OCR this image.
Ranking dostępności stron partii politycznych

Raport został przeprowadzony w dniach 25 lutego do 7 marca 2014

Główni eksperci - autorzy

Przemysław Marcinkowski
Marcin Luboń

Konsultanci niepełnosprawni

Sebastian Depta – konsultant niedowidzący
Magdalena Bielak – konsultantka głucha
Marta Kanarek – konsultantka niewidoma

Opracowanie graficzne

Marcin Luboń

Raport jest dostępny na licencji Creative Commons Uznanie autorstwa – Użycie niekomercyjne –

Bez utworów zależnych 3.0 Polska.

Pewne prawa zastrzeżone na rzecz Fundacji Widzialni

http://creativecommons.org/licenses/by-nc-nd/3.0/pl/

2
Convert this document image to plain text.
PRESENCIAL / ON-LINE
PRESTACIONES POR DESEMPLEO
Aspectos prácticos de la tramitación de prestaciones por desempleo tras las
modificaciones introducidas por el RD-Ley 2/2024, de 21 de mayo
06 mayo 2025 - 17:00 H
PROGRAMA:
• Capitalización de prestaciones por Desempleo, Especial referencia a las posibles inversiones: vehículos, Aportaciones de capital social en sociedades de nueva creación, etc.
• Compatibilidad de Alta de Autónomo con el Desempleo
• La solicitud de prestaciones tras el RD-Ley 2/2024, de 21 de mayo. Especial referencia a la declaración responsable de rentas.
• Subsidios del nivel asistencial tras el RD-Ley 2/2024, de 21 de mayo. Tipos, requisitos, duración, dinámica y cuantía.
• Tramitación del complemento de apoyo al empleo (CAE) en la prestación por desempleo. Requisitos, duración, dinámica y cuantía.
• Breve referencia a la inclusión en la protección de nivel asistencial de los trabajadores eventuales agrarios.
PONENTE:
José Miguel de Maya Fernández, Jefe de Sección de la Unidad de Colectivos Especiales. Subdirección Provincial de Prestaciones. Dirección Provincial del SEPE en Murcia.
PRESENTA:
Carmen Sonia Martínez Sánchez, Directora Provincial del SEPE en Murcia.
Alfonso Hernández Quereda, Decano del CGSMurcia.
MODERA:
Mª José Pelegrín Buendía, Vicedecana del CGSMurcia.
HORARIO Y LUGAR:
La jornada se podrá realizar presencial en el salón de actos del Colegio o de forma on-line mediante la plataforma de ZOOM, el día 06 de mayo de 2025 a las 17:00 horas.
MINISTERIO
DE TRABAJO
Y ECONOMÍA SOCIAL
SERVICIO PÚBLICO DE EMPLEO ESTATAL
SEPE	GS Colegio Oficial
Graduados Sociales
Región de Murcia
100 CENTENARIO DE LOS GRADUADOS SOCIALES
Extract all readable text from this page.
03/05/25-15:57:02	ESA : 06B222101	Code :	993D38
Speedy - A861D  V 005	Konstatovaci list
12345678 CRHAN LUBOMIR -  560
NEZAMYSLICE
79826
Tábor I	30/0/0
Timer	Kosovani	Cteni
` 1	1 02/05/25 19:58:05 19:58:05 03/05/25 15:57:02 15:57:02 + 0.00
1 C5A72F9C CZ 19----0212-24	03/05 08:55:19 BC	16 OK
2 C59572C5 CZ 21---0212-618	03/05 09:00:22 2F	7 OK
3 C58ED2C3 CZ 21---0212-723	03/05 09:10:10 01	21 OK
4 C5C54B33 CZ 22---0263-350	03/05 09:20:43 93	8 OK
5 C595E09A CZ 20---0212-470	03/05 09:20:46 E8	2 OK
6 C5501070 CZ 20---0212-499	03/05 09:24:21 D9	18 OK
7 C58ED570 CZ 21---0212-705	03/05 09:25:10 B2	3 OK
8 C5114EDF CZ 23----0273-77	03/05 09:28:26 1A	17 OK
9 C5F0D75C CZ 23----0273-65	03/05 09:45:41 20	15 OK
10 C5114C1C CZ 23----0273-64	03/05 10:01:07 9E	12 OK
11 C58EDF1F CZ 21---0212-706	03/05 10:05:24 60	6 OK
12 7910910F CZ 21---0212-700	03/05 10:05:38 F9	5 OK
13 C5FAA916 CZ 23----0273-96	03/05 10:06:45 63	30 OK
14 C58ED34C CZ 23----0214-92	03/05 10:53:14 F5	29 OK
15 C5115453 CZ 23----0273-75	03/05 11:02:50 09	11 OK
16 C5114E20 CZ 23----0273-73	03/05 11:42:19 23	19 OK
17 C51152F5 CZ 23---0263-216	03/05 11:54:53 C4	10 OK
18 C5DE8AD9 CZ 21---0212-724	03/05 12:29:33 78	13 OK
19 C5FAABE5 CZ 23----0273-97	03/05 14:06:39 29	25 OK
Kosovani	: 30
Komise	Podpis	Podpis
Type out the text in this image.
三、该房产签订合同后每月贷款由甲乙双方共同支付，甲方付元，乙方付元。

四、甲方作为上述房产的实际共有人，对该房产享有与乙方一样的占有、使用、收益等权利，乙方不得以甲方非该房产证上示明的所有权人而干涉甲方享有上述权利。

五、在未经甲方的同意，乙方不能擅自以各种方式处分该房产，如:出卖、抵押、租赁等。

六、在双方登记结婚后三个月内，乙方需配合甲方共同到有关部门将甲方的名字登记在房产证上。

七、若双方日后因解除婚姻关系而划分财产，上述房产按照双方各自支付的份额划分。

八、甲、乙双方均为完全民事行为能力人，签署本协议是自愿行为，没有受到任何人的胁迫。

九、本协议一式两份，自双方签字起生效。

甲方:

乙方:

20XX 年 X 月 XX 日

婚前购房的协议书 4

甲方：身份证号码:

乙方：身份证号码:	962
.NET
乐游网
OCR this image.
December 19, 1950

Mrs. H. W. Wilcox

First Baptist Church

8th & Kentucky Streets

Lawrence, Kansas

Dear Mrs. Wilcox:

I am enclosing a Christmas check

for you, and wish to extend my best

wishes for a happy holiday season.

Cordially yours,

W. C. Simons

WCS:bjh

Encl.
_ _ _ _
**WHAT YOU WILL DO:**
Using the data above, print every record exactly as shown.

**COMPLETE OUTPUT:**
OCR this image.
Ranking dostępności stron partii politycznych

Raport został przeprowadzony w dniach 25 lutego do 7 marca 2014

Główni eksperci - autorzy

Przemysław Marcinkowski
Marcin Luboń

Konsultanci niepełnosprawni

Sebastian Depta – konsultant niedowidzący
Magdalena Bielak – konsultantka głucha
Marta Kanarek – konsultantka niewidoma

Opracowanie graficzne

Marcin Luboń

Raport jest dostępny na licencji Creative Commons Uznanie autorstwa – Użycie niekomercyjne –

Bez utworów zależnych 3.0 Polska.

Pewne prawa zastrzeżone na rzecz Fundacji Widzialni

http://creativecommons.org/licenses/by-nc-nd/3.0/pl/

2
Convert this document image to plain text.
PRESENCIAL / ON-LINE
PRESTACIONES POR DESEMPLEO
Aspectos prácticos de la tramitación de prestaciones por desempleo tras las
modificaciones introducidas por el RD-Ley 2/2024, de 21 de mayo
06 mayo 2025 - 17:00 H
PROGRAMA:
• Capitalización de prestaciones por Desempleo, Especial referencia a las posibles inversiones: vehículos, Aportaciones de capital social en sociedades de nueva creación, etc.
• Compatibilidad de Alta de Autónomo con el Desempleo
• La solicitud de prestaciones tras el RD-Ley 2/2024, de 21 de mayo. Especial referencia a la declaración responsable de rentas.
• Subsidios del nivel asistencial tras el RD-Ley 2/2024, de 21 de mayo. Tipos, requisitos, duración, dinámica y cuantía.
• Tramitación del complemento de apoyo al empleo (CAE) en la prestación por desempleo. Requisitos, duración, dinámica y cuantía.
• Breve referencia a la inclusión en la protección de nivel asistencial de los trabajadores eventuales agrarios.
PONENTE:
José Miguel de Maya Fernández, Jefe de Sección de la Unidad de Colectivos Especiales. Subdirección Provincial de Prestaciones. Dirección Provincial del SEPE en Murcia.
PRESENTA:
Carmen Sonia Martínez Sánchez, Directora Provincial del SEPE en Murcia.
Alfonso Hernández Quereda, Decano del CGSMurcia.
MODERA:
Mª José Pelegrín Buendía, Vicedecana del CGSMurcia.
HORARIO Y LUGAR:
La jornada se podrá realizar presencial en el salón de actos del Colegio o de forma on-line mediante la plataforma de ZOOM, el día 06 de mayo de 2025 a las 17:00 horas.
MINISTERIO
DE TRABAJO
Y ECONOMÍA SOCIAL
SERVICIO PÚBLICO DE EMPLEO ESTATAL
SEPE	GS Colegio Oficial
Graduados Sociales
Región de Murcia
100 CENTENARIO DE LOS GRADUADOS SOCIALES
Extract all readable text from this page.
03/05/25-15:57:02	ESA : 06B222101	Code :	993D38
Speedy - A861D  V 005	Konstatovaci list
12345678 CRHAN LUBOMIR -  560
NEZAMYSLICE
79826
Tábor I	30/0/0
Timer	Kosovani	Cteni
` 1	1 02/05/25 19:58:05 19:58:05 03/05/25 15:57:02 15:57:02 + 0.00
1 C5A72F9C CZ 19----0212-24	03/05 08:55:19 BC	16 OK
2 C59572C5 CZ 21---0212-618	03/05 09:00:22 2F	7 OK
3 C58ED2C3 CZ 21---0212-723	03/05 09:10:10 01	21 OK
4 C5C54B33 CZ 22---0263-350	03/05 09:20:43 93	8 OK
5 C595E09A CZ 20---0212-470	03/05 09:20:46 E8	2 OK
6 C5501070 CZ 20---0212-499	03/05 09:24:21 D9	18 OK
7 C58ED570 CZ 21---0212-705	03/05 09:25:10 B2	3 OK
8 C5114EDF CZ 23----0273-77	03/05 09:28:26 1A	17 OK
9 C5F0D75C CZ 23----0273-65	03/05 09:45:41 20	15 OK
10 C5114C1C CZ 23----0273-64	03/05 10:01:07 9E	12 OK
11 C58EDF1F CZ 21---0212-706	03/05 10:05:24 60	6 OK
12 7910910F CZ 21---0212-700	03/05 10:05:38 F9	5 OK
13 C5FAA916 CZ 23----0273-96	03/05 10:06:45 63	30 OK
14 C58ED34C CZ 23----0214-92	03/05 10:53:14 F5	29 OK
15 C5115453 CZ 23----0273-75	03/05 11:02:50 09	11 OK
16 C5114E20 CZ 23----0273-73	03/05 11:42:19 23	19 OK
17 C51152F5 CZ 23---0263-216	03/05 11:54:53 C4	10 OK
18 C5DE8AD9 CZ 21---0212-724	03/05 12:29:33 78	13 OK
19 C5FAABE5 CZ 23----0273-97	03/05 14:06:39 29	25 OK
Kosovani	: 30
Komise	Podpis	Podpis
Type out the text in this image.
三、该房产签订合同后每月贷款由甲乙双方共同支付，甲方付元，乙方付元。

四、甲方作为上述房产的实际共有人，对该房产享有与乙方一样的占有、使用、收益等权利，乙方不得以甲方非该房产证上示明的所有权人而干涉甲方享有上述权利。

五、在未经甲方的同意，乙方不能擅自以各种方式处分该房产，如:出卖、抵押、租赁等。

六、在双方登记结婚后三个月内，乙方需配合甲方共同到有关部门将甲方的名字登记在房产证上。

七、若双方日后因解除婚姻关系而划分财产，上述房产按照双方各自支付的份额划分。

八、甲、乙双方均为完全民事行为能力人，签署本协议是自愿行为，没有受到任何人的胁迫。

九、本协议一式两份，自双方签字起生效。

甲方:

乙方:

20XX 年 X 月 XX 日

婚前购房的协议书 4

甲方：身份证号码:

乙方：身份证号码:	962
.NET
乐游网
OCR this image.
December 19, 1950

Mrs. H. W. Wilcox

First Baptist Church

8th & Kentucky Streets

Lawrence, Kansas

Dear Mrs. Wilcox:

I am enclosing a Christmas check

for you, and wish to extend my best

wishes for a happy holiday season.

Cordially yours,

W. C. Simons

WCS:bjh

Encl.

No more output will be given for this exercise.